__What to do__
Can you format only the lines of material between the one holding "for every button, label, input, icon, or" and the one holding "product-name-value[interactable]: PLM 系统", inclusive, as a numbered list with any blank lines dropped?

__Material shown__
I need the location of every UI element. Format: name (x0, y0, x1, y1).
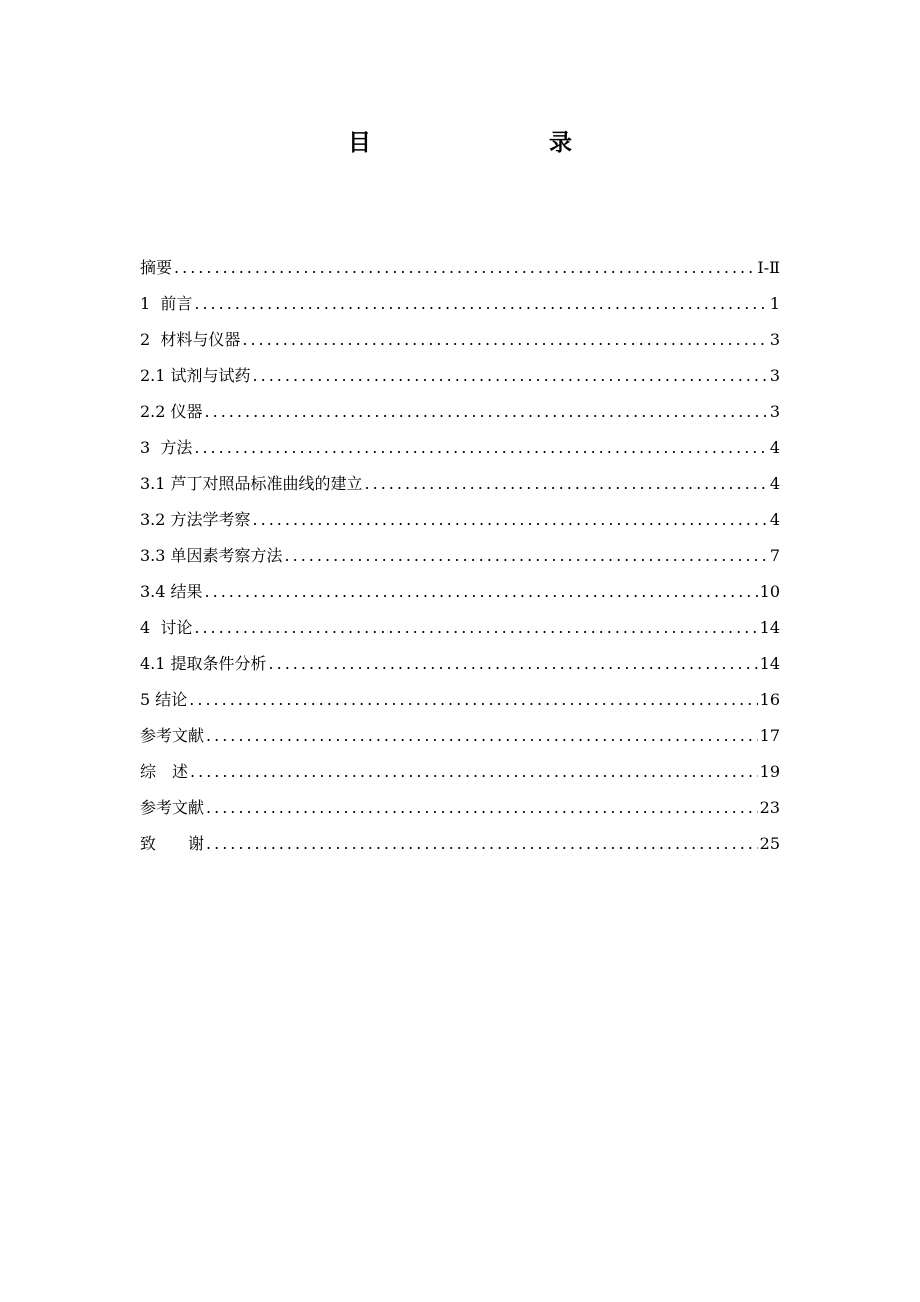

==

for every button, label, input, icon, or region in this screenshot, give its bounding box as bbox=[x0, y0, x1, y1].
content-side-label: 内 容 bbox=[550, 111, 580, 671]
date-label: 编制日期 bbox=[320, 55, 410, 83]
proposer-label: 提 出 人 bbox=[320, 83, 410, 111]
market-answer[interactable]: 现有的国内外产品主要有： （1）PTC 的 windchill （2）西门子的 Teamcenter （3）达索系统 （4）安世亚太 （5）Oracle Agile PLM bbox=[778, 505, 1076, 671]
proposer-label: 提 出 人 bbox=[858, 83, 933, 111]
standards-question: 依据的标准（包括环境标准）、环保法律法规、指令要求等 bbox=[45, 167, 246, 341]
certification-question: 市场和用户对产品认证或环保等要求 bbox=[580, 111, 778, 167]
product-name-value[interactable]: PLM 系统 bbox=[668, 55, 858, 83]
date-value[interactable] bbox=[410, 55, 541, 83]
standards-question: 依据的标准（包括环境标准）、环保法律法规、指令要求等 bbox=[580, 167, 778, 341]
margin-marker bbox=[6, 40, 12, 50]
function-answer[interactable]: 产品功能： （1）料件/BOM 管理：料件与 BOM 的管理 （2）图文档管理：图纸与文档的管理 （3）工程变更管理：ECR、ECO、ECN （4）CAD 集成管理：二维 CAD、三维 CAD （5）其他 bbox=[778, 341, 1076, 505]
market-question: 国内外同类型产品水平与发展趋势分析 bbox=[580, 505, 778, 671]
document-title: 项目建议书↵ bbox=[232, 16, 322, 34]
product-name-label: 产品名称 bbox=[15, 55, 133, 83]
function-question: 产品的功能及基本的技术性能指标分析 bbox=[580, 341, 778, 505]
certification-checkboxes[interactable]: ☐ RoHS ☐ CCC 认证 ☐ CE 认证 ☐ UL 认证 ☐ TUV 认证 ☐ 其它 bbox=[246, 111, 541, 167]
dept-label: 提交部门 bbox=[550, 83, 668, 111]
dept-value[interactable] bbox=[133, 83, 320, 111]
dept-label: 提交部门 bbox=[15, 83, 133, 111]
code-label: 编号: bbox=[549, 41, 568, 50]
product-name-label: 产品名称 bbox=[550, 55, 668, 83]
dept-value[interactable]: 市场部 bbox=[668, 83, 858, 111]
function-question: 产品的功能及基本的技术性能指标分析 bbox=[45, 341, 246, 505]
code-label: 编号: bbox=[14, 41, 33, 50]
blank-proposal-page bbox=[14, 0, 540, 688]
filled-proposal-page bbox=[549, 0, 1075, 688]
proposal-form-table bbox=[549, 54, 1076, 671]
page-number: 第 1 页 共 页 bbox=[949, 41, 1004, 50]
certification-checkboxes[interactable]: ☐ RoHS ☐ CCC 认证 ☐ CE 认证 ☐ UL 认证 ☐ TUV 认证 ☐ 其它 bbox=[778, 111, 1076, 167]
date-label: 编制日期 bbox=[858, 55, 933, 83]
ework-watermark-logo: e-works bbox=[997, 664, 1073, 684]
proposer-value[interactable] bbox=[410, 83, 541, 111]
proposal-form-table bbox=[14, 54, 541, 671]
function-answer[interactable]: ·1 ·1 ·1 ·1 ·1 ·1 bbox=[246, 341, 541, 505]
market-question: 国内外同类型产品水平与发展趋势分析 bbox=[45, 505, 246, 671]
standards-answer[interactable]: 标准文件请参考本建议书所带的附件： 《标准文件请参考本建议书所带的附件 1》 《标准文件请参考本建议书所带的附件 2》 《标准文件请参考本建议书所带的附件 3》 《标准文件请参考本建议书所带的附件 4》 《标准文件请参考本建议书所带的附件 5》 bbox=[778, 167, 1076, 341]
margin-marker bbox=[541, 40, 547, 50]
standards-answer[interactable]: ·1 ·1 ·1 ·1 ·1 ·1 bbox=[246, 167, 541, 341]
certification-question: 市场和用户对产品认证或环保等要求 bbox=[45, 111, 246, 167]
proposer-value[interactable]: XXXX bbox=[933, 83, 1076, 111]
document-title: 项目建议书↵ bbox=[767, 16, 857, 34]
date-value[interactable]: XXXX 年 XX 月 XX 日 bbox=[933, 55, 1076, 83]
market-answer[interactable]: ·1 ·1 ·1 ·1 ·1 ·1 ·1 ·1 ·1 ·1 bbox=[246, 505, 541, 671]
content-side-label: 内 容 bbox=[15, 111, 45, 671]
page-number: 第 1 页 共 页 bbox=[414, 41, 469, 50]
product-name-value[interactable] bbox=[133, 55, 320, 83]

__Result of this task__
1. for every button, label, input, icon, or region in this screenshot, give its bounding box as bbox=[x0, y0, x1, y1].
2. content-side-label: 内 容 bbox=[550, 111, 580, 671]
3. date-label: 编制日期 bbox=[320, 55, 410, 83]
4. proposer-label: 提 出 人 bbox=[320, 83, 410, 111]
5. market-answer[interactable]: 现有的国内外产品主要有： （1）PTC 的 windchill （2）西门子的 Teamcenter （3）达索系统 （4）安世亚太 （5）Oracle Agile PLM bbox=[778, 505, 1076, 671]
6. proposer-label: 提 出 人 bbox=[858, 83, 933, 111]
7. standards-question: 依据的标准（包括环境标准）、环保法律法规、指令要求等 bbox=[45, 167, 246, 341]
8. certification-question: 市场和用户对产品认证或环保等要求 bbox=[580, 111, 778, 167]
9. product-name-value[interactable]: PLM 系统 bbox=[668, 55, 858, 83]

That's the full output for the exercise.